### TASK
Pick out and copy every line below that has the word "Kingdom".

### DATASET ENTRIES
┄┄┄┄┄┄┄┄┄┄

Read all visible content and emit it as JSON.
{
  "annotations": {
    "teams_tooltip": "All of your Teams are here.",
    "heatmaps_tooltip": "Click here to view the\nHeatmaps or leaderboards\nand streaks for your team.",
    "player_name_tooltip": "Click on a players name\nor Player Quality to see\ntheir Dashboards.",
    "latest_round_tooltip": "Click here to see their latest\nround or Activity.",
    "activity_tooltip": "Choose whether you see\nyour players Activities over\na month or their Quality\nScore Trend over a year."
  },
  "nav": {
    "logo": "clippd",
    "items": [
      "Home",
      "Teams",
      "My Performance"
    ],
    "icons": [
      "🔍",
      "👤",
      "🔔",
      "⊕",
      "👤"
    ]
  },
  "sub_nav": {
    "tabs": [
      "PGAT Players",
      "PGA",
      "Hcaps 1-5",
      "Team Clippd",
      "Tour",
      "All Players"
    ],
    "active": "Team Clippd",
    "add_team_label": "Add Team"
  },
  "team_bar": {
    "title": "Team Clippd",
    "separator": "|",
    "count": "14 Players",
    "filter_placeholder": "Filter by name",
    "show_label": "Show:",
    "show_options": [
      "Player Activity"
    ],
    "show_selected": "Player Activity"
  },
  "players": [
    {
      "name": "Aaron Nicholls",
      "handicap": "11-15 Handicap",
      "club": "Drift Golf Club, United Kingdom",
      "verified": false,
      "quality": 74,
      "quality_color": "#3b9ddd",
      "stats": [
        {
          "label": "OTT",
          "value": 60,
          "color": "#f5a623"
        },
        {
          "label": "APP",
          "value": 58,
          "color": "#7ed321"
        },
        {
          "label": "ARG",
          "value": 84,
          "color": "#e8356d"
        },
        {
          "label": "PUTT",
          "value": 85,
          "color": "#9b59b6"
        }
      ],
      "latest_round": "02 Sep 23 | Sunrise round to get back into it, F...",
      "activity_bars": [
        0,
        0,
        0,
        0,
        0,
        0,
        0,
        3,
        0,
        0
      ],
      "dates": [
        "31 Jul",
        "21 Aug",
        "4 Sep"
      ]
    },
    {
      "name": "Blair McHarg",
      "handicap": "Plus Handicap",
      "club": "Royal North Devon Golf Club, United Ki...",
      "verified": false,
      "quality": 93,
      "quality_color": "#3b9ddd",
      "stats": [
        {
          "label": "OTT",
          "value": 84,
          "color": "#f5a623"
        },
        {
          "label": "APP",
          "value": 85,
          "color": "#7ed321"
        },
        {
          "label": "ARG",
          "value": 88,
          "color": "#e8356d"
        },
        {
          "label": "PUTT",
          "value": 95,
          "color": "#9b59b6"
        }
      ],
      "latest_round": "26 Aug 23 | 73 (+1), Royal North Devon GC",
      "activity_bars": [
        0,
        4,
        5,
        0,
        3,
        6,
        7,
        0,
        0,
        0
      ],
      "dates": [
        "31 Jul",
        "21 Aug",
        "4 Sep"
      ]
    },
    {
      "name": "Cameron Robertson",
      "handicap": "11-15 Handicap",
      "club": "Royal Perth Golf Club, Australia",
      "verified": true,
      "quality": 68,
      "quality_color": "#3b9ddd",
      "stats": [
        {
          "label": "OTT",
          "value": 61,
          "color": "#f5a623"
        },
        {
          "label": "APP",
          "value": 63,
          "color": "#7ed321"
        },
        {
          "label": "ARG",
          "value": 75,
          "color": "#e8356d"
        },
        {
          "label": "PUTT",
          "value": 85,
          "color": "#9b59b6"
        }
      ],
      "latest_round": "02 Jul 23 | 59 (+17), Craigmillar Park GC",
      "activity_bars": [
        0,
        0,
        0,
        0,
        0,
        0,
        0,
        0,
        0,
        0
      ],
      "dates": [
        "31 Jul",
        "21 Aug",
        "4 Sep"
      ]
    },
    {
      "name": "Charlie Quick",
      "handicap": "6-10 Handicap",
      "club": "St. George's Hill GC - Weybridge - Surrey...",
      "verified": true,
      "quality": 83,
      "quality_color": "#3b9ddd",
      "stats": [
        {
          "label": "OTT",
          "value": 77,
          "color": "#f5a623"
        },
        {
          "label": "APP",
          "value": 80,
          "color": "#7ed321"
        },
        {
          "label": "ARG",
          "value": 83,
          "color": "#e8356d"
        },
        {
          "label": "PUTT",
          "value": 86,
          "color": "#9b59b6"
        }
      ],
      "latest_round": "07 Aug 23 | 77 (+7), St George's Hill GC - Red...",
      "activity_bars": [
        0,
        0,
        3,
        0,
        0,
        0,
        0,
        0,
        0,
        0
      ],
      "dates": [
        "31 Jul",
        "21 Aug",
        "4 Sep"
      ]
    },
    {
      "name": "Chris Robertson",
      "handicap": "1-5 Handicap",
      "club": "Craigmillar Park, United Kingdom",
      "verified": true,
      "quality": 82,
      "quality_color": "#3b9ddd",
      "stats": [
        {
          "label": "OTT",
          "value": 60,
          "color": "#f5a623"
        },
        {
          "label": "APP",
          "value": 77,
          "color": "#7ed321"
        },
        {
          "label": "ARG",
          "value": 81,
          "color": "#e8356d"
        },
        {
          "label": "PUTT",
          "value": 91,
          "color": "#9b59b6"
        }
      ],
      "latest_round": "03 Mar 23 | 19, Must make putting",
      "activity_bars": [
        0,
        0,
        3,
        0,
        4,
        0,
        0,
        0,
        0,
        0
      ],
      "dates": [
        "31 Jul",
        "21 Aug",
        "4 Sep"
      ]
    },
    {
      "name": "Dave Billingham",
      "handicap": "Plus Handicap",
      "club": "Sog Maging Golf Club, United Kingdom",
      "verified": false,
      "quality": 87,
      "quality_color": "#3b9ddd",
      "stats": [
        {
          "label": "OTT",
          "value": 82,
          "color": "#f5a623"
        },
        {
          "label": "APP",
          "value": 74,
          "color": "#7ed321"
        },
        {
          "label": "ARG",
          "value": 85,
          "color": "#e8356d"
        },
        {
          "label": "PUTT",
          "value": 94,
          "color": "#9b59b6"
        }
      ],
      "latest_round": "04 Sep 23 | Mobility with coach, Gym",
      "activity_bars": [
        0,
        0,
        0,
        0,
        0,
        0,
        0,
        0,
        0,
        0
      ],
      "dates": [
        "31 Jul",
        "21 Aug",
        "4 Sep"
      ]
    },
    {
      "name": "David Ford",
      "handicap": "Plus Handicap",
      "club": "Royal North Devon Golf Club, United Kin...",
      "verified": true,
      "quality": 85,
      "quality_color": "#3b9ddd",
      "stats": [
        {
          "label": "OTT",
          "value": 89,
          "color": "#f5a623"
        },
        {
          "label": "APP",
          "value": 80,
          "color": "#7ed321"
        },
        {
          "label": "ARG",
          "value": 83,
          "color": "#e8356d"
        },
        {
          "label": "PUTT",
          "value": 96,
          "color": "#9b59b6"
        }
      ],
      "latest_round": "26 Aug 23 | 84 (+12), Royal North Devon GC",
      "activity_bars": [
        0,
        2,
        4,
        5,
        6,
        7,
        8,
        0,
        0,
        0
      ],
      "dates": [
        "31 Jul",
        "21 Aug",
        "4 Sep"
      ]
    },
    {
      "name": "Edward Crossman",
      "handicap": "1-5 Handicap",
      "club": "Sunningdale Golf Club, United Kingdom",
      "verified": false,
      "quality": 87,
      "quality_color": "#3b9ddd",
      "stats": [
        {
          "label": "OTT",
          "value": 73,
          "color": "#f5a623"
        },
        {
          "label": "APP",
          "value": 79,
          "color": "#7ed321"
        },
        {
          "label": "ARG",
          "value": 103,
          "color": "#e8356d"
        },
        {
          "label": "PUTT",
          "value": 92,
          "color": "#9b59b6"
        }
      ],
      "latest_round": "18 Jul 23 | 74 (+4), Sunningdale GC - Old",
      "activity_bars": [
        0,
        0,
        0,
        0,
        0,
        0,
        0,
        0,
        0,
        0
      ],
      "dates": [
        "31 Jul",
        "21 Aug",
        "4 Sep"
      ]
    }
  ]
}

┄┄┄┄┄┄┄┄┄┄

### RESULT FOR THIS EXERCISE
      "club": "Drift Golf Club, United Kingdom",
      "club": "Craigmillar Park, United Kingdom",
      "club": "Sog Maging Golf Club, United Kingdom",
      "club": "Sunningdale Golf Club, United Kingdom",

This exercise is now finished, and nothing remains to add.